>> START Records for processing
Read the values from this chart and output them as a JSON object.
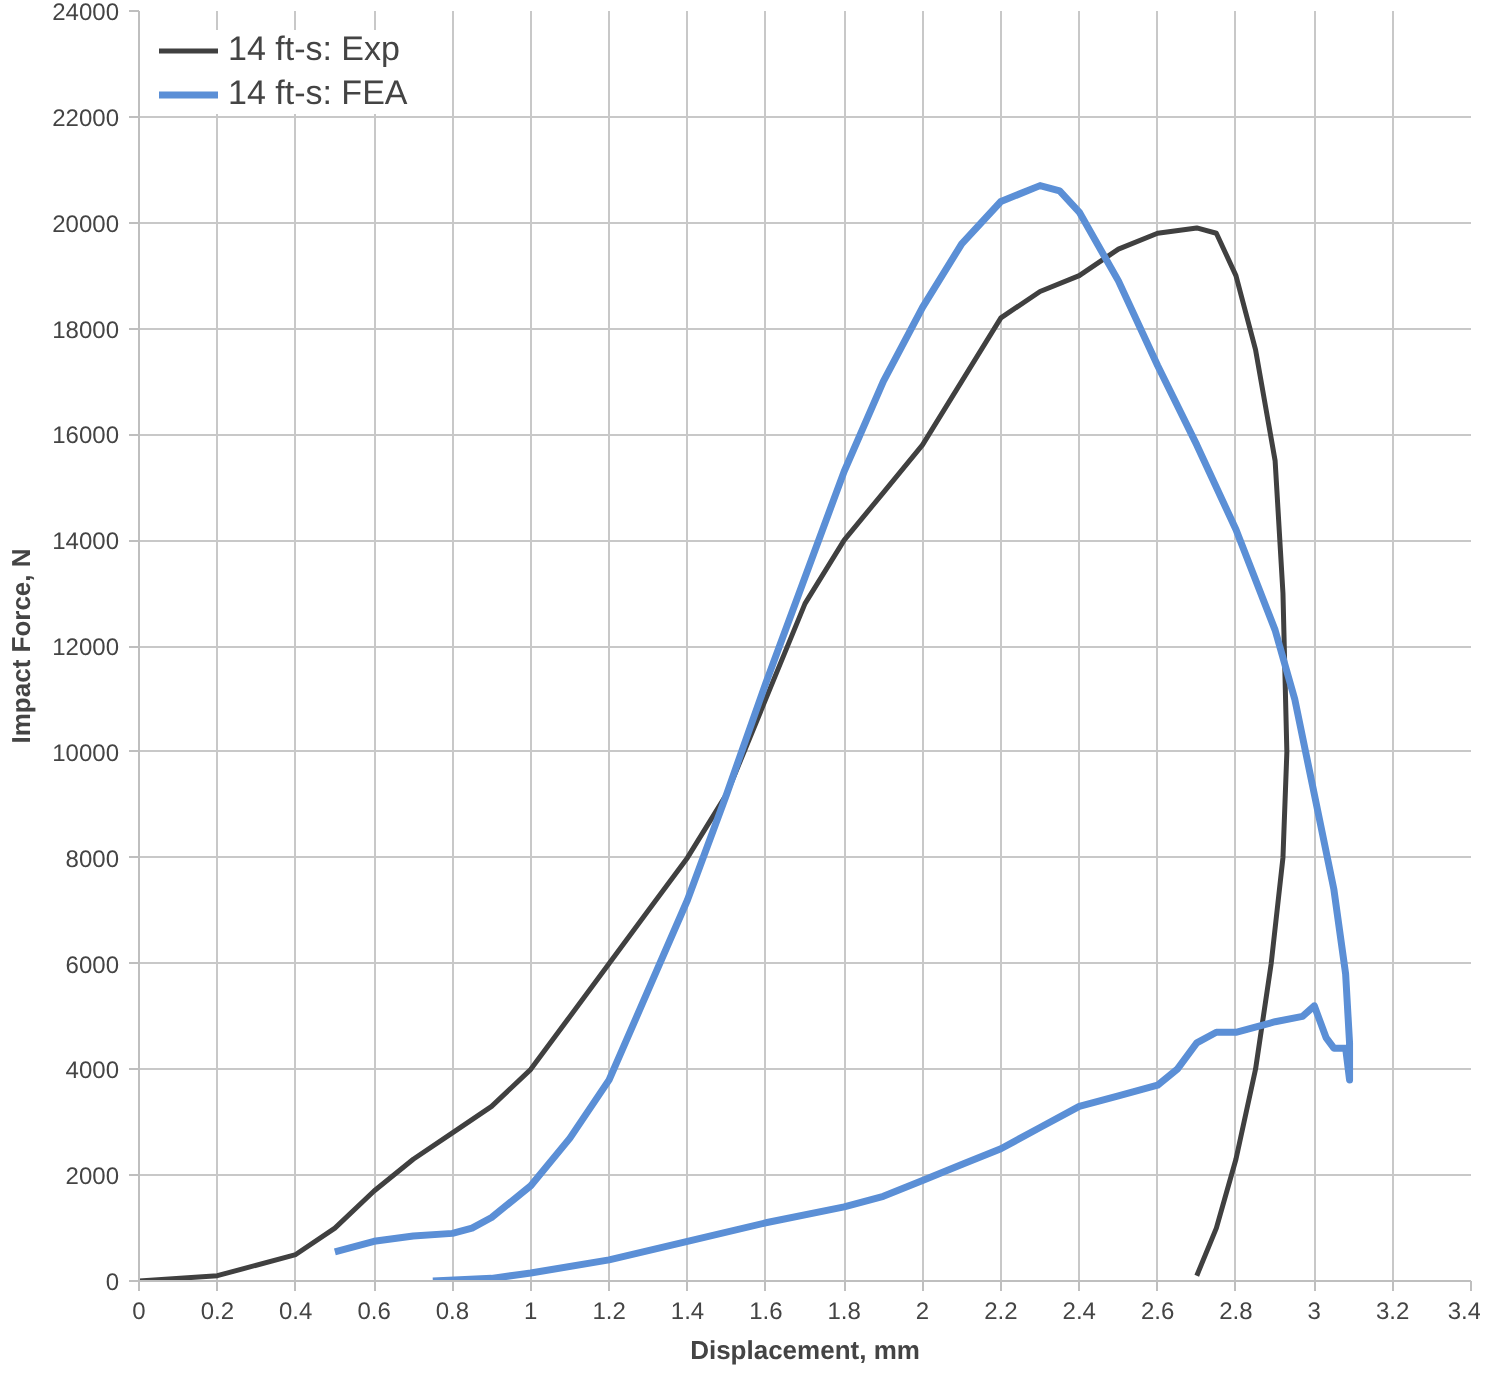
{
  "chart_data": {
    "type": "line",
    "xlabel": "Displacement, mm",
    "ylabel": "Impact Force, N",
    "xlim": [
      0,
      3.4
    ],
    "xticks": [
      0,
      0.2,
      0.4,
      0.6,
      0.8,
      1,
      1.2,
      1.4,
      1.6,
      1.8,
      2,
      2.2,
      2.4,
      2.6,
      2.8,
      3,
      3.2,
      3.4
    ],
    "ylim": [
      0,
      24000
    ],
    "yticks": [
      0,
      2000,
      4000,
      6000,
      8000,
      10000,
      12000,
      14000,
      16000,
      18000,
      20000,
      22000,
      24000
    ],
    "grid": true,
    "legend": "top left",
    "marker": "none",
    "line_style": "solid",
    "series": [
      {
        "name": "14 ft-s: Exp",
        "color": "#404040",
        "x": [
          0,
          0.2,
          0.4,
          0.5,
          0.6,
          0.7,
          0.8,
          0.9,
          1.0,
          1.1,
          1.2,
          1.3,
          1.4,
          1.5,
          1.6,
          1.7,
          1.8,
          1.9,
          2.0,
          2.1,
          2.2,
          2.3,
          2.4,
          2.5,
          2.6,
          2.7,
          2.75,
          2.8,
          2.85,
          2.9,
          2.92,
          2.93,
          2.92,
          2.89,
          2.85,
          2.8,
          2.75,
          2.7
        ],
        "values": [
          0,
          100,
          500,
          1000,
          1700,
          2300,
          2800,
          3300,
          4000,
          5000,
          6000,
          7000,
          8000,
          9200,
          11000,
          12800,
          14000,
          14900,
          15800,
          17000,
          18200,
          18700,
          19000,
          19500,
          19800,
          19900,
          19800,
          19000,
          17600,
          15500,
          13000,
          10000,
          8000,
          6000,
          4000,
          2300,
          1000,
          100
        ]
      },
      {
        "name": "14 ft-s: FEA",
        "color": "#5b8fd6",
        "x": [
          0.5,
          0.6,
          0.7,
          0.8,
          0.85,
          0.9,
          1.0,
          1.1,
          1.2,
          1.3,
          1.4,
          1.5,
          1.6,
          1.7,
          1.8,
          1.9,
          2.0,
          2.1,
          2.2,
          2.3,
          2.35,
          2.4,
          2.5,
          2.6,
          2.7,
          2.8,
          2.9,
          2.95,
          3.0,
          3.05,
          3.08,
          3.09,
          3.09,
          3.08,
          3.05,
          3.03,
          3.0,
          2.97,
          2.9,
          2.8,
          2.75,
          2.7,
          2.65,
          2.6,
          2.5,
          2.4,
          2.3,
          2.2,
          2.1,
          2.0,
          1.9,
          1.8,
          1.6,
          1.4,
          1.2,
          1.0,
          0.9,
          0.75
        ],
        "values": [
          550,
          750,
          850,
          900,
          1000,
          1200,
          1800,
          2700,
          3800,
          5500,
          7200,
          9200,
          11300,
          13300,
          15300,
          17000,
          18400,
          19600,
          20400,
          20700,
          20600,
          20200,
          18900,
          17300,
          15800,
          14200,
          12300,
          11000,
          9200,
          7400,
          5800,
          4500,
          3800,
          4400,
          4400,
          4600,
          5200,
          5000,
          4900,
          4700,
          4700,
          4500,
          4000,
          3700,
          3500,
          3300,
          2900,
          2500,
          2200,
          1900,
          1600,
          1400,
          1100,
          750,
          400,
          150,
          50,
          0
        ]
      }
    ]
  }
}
>> END Records for processing
Instructions for the task:
Each line of the material must be retyped exactly, except that images are omitted.

Exercise answer:
Read the values from this chart and output them as a JSON object.
{
  "chart_data": {
    "type": "line",
    "xlabel": "Displacement, mm",
    "ylabel": "Impact Force, N",
    "xlim": [
      0,
      3.4
    ],
    "xticks": [
      0,
      0.2,
      0.4,
      0.6,
      0.8,
      1,
      1.2,
      1.4,
      1.6,
      1.8,
      2,
      2.2,
      2.4,
      2.6,
      2.8,
      3,
      3.2,
      3.4
    ],
    "ylim": [
      0,
      24000
    ],
    "yticks": [
      0,
      2000,
      4000,
      6000,
      8000,
      10000,
      12000,
      14000,
      16000,
      18000,
      20000,
      22000,
      24000
    ],
    "grid": true,
    "legend": "top left",
    "marker": "none",
    "line_style": "solid",
    "series": [
      {
        "name": "14 ft-s: Exp",
        "color": "#404040",
        "x": [
          0,
          0.2,
          0.4,
          0.5,
          0.6,
          0.7,
          0.8,
          0.9,
          1.0,
          1.1,
          1.2,
          1.3,
          1.4,
          1.5,
          1.6,
          1.7,
          1.8,
          1.9,
          2.0,
          2.1,
          2.2,
          2.3,
          2.4,
          2.5,
          2.6,
          2.7,
          2.75,
          2.8,
          2.85,
          2.9,
          2.92,
          2.93,
          2.92,
          2.89,
          2.85,
          2.8,
          2.75,
          2.7
        ],
        "values": [
          0,
          100,
          500,
          1000,
          1700,
          2300,
          2800,
          3300,
          4000,
          5000,
          6000,
          7000,
          8000,
          9200,
          11000,
          12800,
          14000,
          14900,
          15800,
          17000,
          18200,
          18700,
          19000,
          19500,
          19800,
          19900,
          19800,
          19000,
          17600,
          15500,
          13000,
          10000,
          8000,
          6000,
          4000,
          2300,
          1000,
          100
        ]
      },
      {
        "name": "14 ft-s: FEA",
        "color": "#5b8fd6",
        "x": [
          0.5,
          0.6,
          0.7,
          0.8,
          0.85,
          0.9,
          1.0,
          1.1,
          1.2,
          1.3,
          1.4,
          1.5,
          1.6,
          1.7,
          1.8,
          1.9,
          2.0,
          2.1,
          2.2,
          2.3,
          2.35,
          2.4,
          2.5,
          2.6,
          2.7,
          2.8,
          2.9,
          2.95,
          3.0,
          3.05,
          3.08,
          3.09,
          3.09,
          3.08,
          3.05,
          3.03,
          3.0,
          2.97,
          2.9,
          2.8,
          2.75,
          2.7,
          2.65,
          2.6,
          2.5,
          2.4,
          2.3,
          2.2,
          2.1,
          2.0,
          1.9,
          1.8,
          1.6,
          1.4,
          1.2,
          1.0,
          0.9,
          0.75
        ],
        "values": [
          550,
          750,
          850,
          900,
          1000,
          1200,
          1800,
          2700,
          3800,
          5500,
          7200,
          9200,
          11300,
          13300,
          15300,
          17000,
          18400,
          19600,
          20400,
          20700,
          20600,
          20200,
          18900,
          17300,
          15800,
          14200,
          12300,
          11000,
          9200,
          7400,
          5800,
          4500,
          3800,
          4400,
          4400,
          4600,
          5200,
          5000,
          4900,
          4700,
          4700,
          4500,
          4000,
          3700,
          3500,
          3300,
          2900,
          2500,
          2200,
          1900,
          1600,
          1400,
          1100,
          750,
          400,
          150,
          50,
          0
        ]
      }
    ]
  }
}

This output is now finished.